All records must be quoted exactly. Omit the pictures.

◇ ◇ ◇ ◇ ◇

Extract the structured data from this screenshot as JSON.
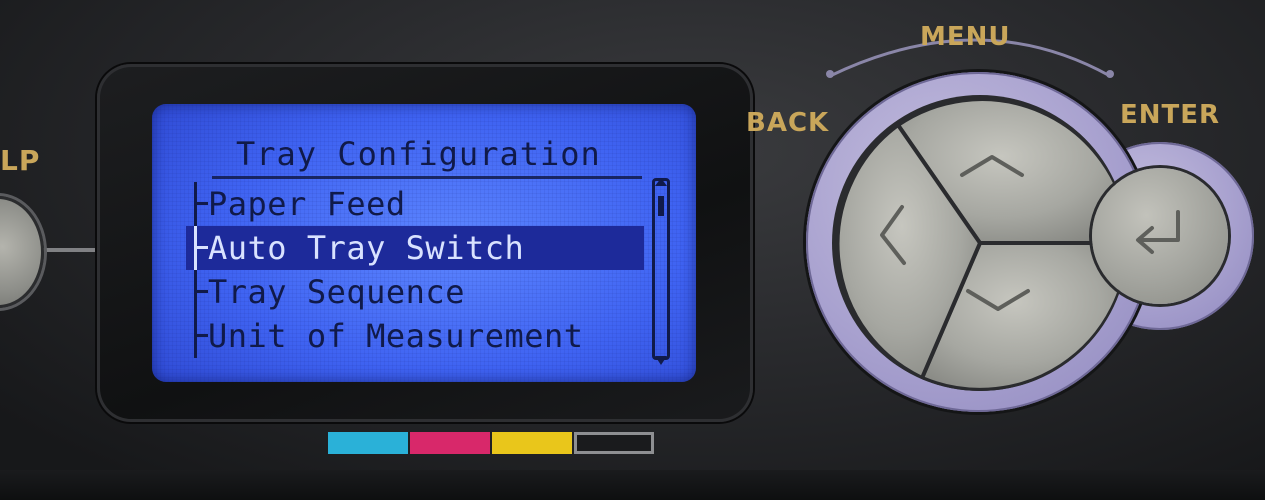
{
  "device": {
    "help_label": "LP"
  },
  "lcd": {
    "title": "Tray Configuration",
    "items": [
      {
        "label": "Paper Feed",
        "selected": false
      },
      {
        "label": "Auto Tray Switch",
        "selected": true
      },
      {
        "label": "Tray Sequence",
        "selected": false
      },
      {
        "label": "Unit of Measurement",
        "selected": false
      }
    ],
    "scroll_position": 0.05
  },
  "toner_indicators": [
    {
      "name": "cyan",
      "color": "#2ab1d8"
    },
    {
      "name": "magenta",
      "color": "#d8286a"
    },
    {
      "name": "yellow",
      "color": "#e9c61b"
    },
    {
      "name": "black",
      "color": "#1a1b1d"
    }
  ],
  "controls": {
    "menu_label": "MENU",
    "back_label": "BACK",
    "enter_label": "ENTER",
    "icons": {
      "up": "chevron-up-icon",
      "down": "chevron-down-icon",
      "left": "chevron-left-icon",
      "enter": "return-arrow-icon"
    }
  },
  "colors": {
    "lcd_background": "#4a6ff8",
    "lcd_text": "#101a4a",
    "lcd_highlight": "#1d2a9a",
    "label_gold": "#c9a65a",
    "ring_lavender": "#a8a1cf",
    "button_gray": "#a3a49e"
  }
}
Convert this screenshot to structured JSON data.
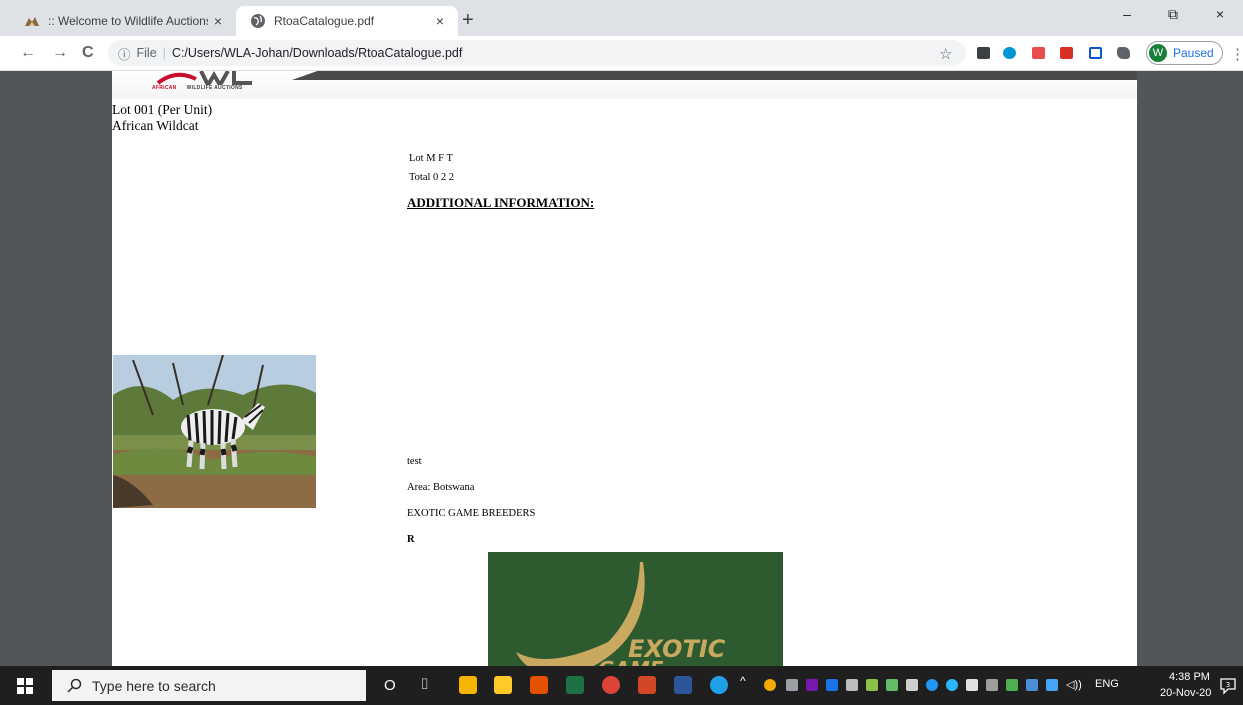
{
  "browser": {
    "tabs": [
      {
        "title": ":: Welcome to Wildlife Auctions ::",
        "close": "×"
      },
      {
        "title": "RtoaCatalogue.pdf",
        "close": "×"
      }
    ],
    "new_tab": "+",
    "window_controls": {
      "minimize": "–",
      "maximize": "⧉",
      "close": "×"
    },
    "nav": {
      "back": "←",
      "forward": "→",
      "reload": "C"
    },
    "address": {
      "info_icon": "ⓘ",
      "scheme": "File",
      "separator": "|",
      "url": "C:/Users/WLA-Johan/Downloads/RtoaCatalogue.pdf"
    },
    "bookmark_icon": "☆",
    "profile": {
      "initial": "W",
      "label": "Paused"
    },
    "menu_icon": "⋮",
    "extensions": [
      "monitor-icon",
      "hp-icon",
      "pdf-icon",
      "pdf-red-icon",
      "pc-icon",
      "puzzle-icon"
    ]
  },
  "document": {
    "logo_text": "AFRICAN",
    "logo_subtext": "WILDLIFE AUCTIONS",
    "lot_line": "Lot 001 (Per Unit)",
    "species": "African Wildcat",
    "table_header": "Lot   M F T",
    "table_total": "Total 0  2 2",
    "additional_info_heading": "ADDITIONAL INFORMATION:",
    "note": "test",
    "area": "Area: Botswana",
    "seller": "EXOTIC GAME BREEDERS",
    "code": "R",
    "sponsor_logo_text": "EXOTIC",
    "sponsor_logo_text2": "GAME"
  },
  "taskbar": {
    "search_placeholder": "Type here to search",
    "cortana_icon": "O",
    "task_view_icon": "⌷",
    "pinned": [
      "outlook-icon",
      "file-explorer-icon",
      "media-icon",
      "excel-icon",
      "chrome-icon",
      "powerpoint-icon",
      "word-icon",
      "edge-icon"
    ],
    "tray_expand": "^",
    "language": "ENG",
    "volume": "◁))",
    "time": "4:38 PM",
    "date": "20-Nov-20",
    "notification_count": "3"
  },
  "colors": {
    "tab_bg": "#dee1e6",
    "viewer_bg": "#525659",
    "taskbar_bg": "#1f1f1f",
    "brand_red": "#c8102e",
    "sponsor_green": "#2d5a2f",
    "sponsor_gold": "#c9a860"
  }
}
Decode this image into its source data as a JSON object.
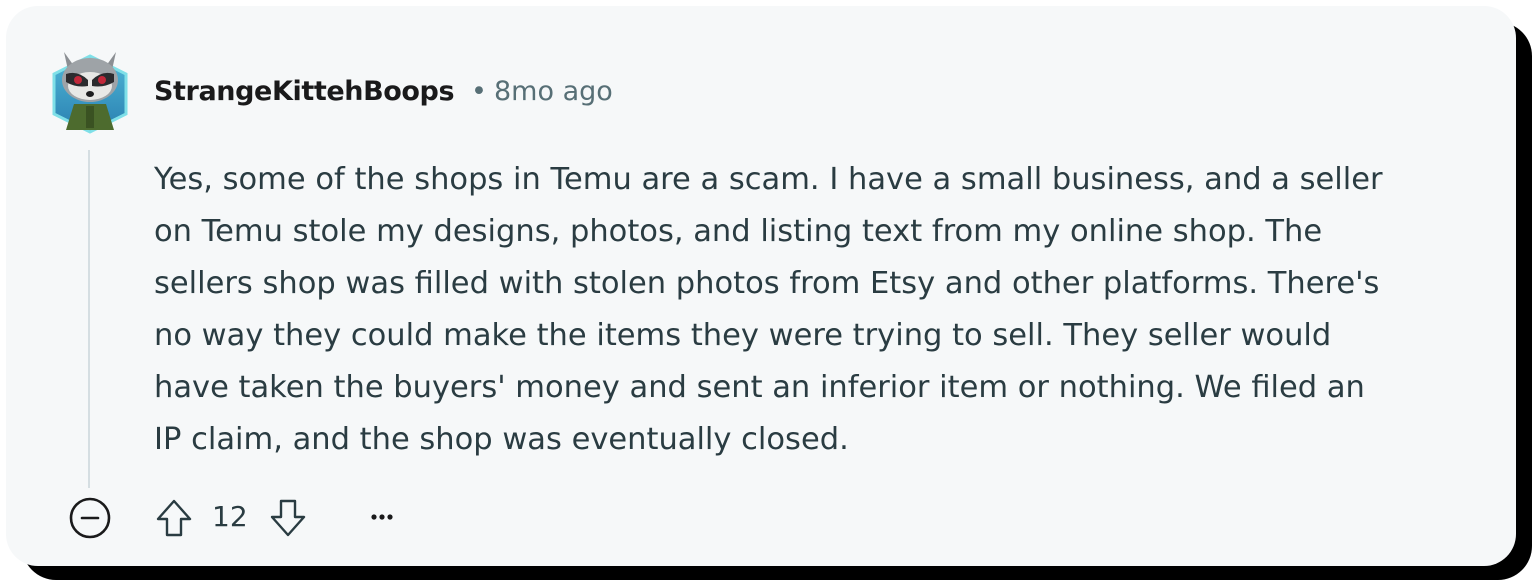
{
  "comment": {
    "author": "StrangeKittehBoops",
    "separator": "•",
    "time": "8mo ago",
    "body_lines": [
      "Yes, some of the shops in Temu are a scam. I have a small business, and a seller",
      "on Temu stole my designs, photos, and listing text from my online shop. The",
      "sellers shop was filled with stolen photos from Etsy and other platforms. There's",
      "no way they could make the items they were trying to sell. They seller would",
      "have taken the buyers' money and sent an inferior item or nothing. We filed an",
      "IP claim, and the shop was eventually closed."
    ],
    "score": "12"
  },
  "icons": {
    "avatar": "raccoon-avatar-icon",
    "collapse": "minus-circle-icon",
    "upvote": "arrow-up-icon",
    "downvote": "arrow-down-icon",
    "more": "ellipsis-icon"
  },
  "colors": {
    "card_background": "#f6f8f9",
    "shadow": "#000000",
    "author": "#1a1a1b",
    "meta": "#576f76",
    "body": "#2a3c42",
    "thread_line": "#d5dee2"
  }
}
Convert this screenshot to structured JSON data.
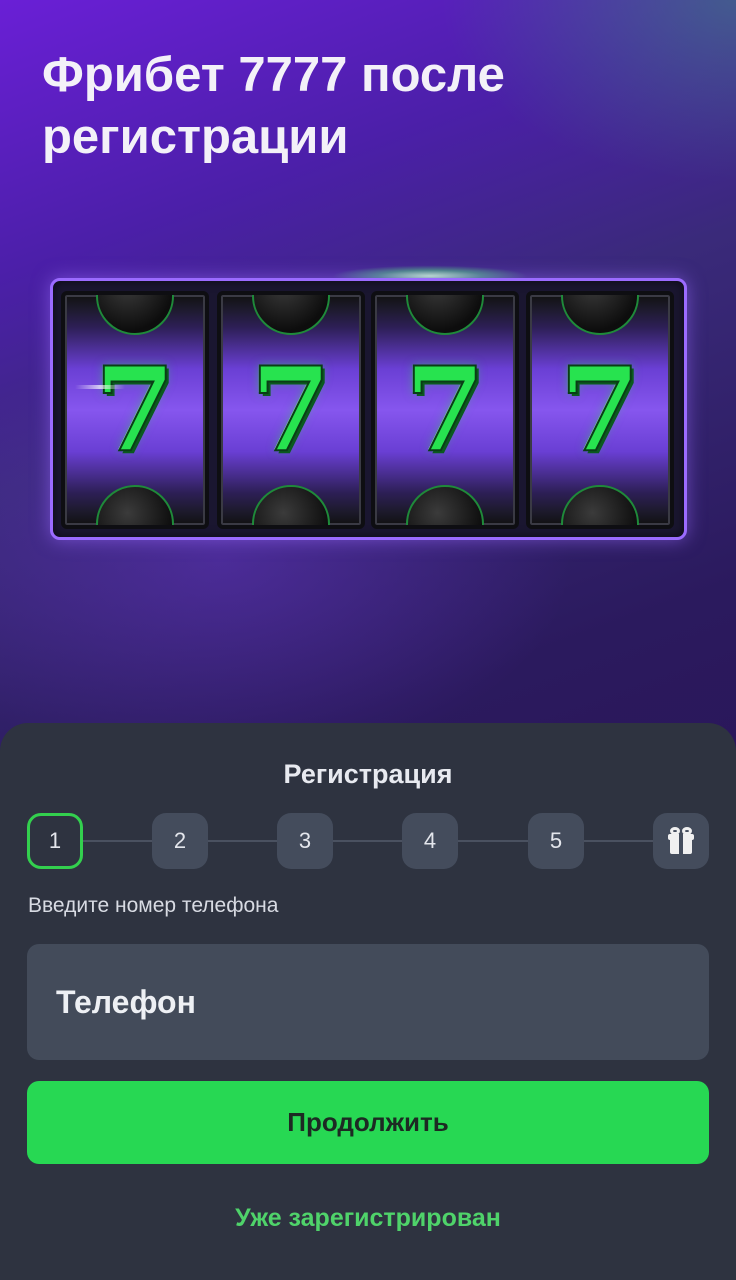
{
  "hero": {
    "title": "Фрибет 7777 после регистрации"
  },
  "slot_machine": {
    "reels": [
      {
        "symbol": "7"
      },
      {
        "symbol": "7"
      },
      {
        "symbol": "7"
      },
      {
        "symbol": "7"
      }
    ]
  },
  "registration": {
    "title": "Регистрация",
    "steps": [
      {
        "label": "1",
        "active": true
      },
      {
        "label": "2",
        "active": false
      },
      {
        "label": "3",
        "active": false
      },
      {
        "label": "4",
        "active": false
      },
      {
        "label": "5",
        "active": false
      },
      {
        "label": "",
        "icon": "gift-icon",
        "active": false
      }
    ],
    "hint": "Введите номер телефона",
    "phone_placeholder": "Телефон",
    "continue_label": "Продолжить",
    "already_registered_label": "Уже зарегистрирован"
  },
  "colors": {
    "accent_green": "#27d853",
    "sheet_bg": "#2e3340",
    "field_bg": "#434b5a",
    "slot_border": "#9b6bff"
  }
}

◇ ◇ ◇ ◇ ◇

CORRECT RESPONSE:
Extract the structured data from this screenshot as JSON.
{
  "device": {
    "help_label": "LP"
  },
  "lcd": {
    "title": "Tray Configuration",
    "items": [
      {
        "label": "Paper Feed",
        "selected": false
      },
      {
        "label": "Auto Tray Switch",
        "selected": true
      },
      {
        "label": "Tray Sequence",
        "selected": false
      },
      {
        "label": "Unit of Measurement",
        "selected": false
      }
    ],
    "scroll_position": 0.05
  },
  "toner_indicators": [
    {
      "name": "cyan",
      "color": "#2ab1d8"
    },
    {
      "name": "magenta",
      "color": "#d8286a"
    },
    {
      "name": "yellow",
      "color": "#e9c61b"
    },
    {
      "name": "black",
      "color": "#1a1b1d"
    }
  ],
  "controls": {
    "menu_label": "MENU",
    "back_label": "BACK",
    "enter_label": "ENTER",
    "icons": {
      "up": "chevron-up-icon",
      "down": "chevron-down-icon",
      "left": "chevron-left-icon",
      "enter": "return-arrow-icon"
    }
  },
  "colors": {
    "lcd_background": "#4a6ff8",
    "lcd_text": "#101a4a",
    "lcd_highlight": "#1d2a9a",
    "label_gold": "#c9a65a",
    "ring_lavender": "#a8a1cf",
    "button_gray": "#a3a49e"
  }
}
Convert this screenshot to structured JSON data.
{
  "browser": {
    "tabs": [
      {
        "title": ":: Welcome to Wildlife Auctions ::",
        "close": "×"
      },
      {
        "title": "RtoaCatalogue.pdf",
        "close": "×"
      }
    ],
    "new_tab": "+",
    "window_controls": {
      "minimize": "–",
      "maximize": "⧉",
      "close": "×"
    },
    "nav": {
      "back": "←",
      "forward": "→",
      "reload": "C"
    },
    "address": {
      "info_icon": "ⓘ",
      "scheme": "File",
      "separator": "|",
      "url": "C:/Users/WLA-Johan/Downloads/RtoaCatalogue.pdf"
    },
    "bookmark_icon": "☆",
    "profile": {
      "initial": "W",
      "label": "Paused"
    },
    "menu_icon": "⋮",
    "extensions": [
      "monitor-icon",
      "hp-icon",
      "pdf-icon",
      "pdf-red-icon",
      "pc-icon",
      "puzzle-icon"
    ]
  },
  "document": {
    "logo_text": "AFRICAN",
    "logo_subtext": "WILDLIFE AUCTIONS",
    "lot_line": "Lot 001 (Per Unit)",
    "species": "African Wildcat",
    "table_header": "Lot   M F T",
    "table_total": "Total 0  2 2",
    "additional_info_heading": "ADDITIONAL INFORMATION:",
    "note": "test",
    "area": "Area: Botswana",
    "seller": "EXOTIC GAME BREEDERS",
    "code": "R",
    "sponsor_logo_text": "EXOTIC",
    "sponsor_logo_text2": "GAME"
  },
  "taskbar": {
    "search_placeholder": "Type here to search",
    "cortana_icon": "O",
    "task_view_icon": "⌷",
    "pinned": [
      "outlook-icon",
      "file-explorer-icon",
      "media-icon",
      "excel-icon",
      "chrome-icon",
      "powerpoint-icon",
      "word-icon",
      "edge-icon"
    ],
    "tray_expand": "^",
    "language": "ENG",
    "volume": "◁))",
    "time": "4:38 PM",
    "date": "20-Nov-20",
    "notification_count": "3"
  },
  "colors": {
    "tab_bg": "#dee1e6",
    "viewer_bg": "#525659",
    "taskbar_bg": "#1f1f1f",
    "brand_red": "#c8102e",
    "sponsor_green": "#2d5a2f",
    "sponsor_gold": "#c9a860"
  }
}
Decode this image into its source data as a JSON object.
{
  "comment": {
    "author": "StrangeKittehBoops",
    "separator": "•",
    "time": "8mo ago",
    "body_lines": [
      "Yes, some of the shops in Temu are a scam. I have a small business, and a seller",
      "on Temu stole my designs, photos, and listing text from my online shop. The",
      "sellers shop was filled with stolen photos from Etsy and other platforms. There's",
      "no way they could make the items they were trying to sell. They seller would",
      "have taken the buyers' money and sent an inferior item or nothing. We filed an",
      "IP claim, and the shop was eventually closed."
    ],
    "score": "12"
  },
  "icons": {
    "avatar": "raccoon-avatar-icon",
    "collapse": "minus-circle-icon",
    "upvote": "arrow-up-icon",
    "downvote": "arrow-down-icon",
    "more": "ellipsis-icon"
  },
  "colors": {
    "card_background": "#f6f8f9",
    "shadow": "#000000",
    "author": "#1a1a1b",
    "meta": "#576f76",
    "body": "#2a3c42",
    "thread_line": "#d5dee2"
  }
}
Convert this screenshot to structured JSON data.
{
  "hero": {
    "title": "Фрибет 7777 после регистрации"
  },
  "slot_machine": {
    "reels": [
      {
        "symbol": "7"
      },
      {
        "symbol": "7"
      },
      {
        "symbol": "7"
      },
      {
        "symbol": "7"
      }
    ]
  },
  "registration": {
    "title": "Регистрация",
    "steps": [
      {
        "label": "1",
        "active": true
      },
      {
        "label": "2",
        "active": false
      },
      {
        "label": "3",
        "active": false
      },
      {
        "label": "4",
        "active": false
      },
      {
        "label": "5",
        "active": false
      },
      {
        "label": "",
        "icon": "gift-icon",
        "active": false
      }
    ],
    "hint": "Введите номер телефона",
    "phone_placeholder": "Телефон",
    "continue_label": "Продолжить",
    "already_registered_label": "Уже зарегистрирован"
  },
  "colors": {
    "accent_green": "#27d853",
    "sheet_bg": "#2e3340",
    "field_bg": "#434b5a",
    "slot_border": "#9b6bff"
  }
}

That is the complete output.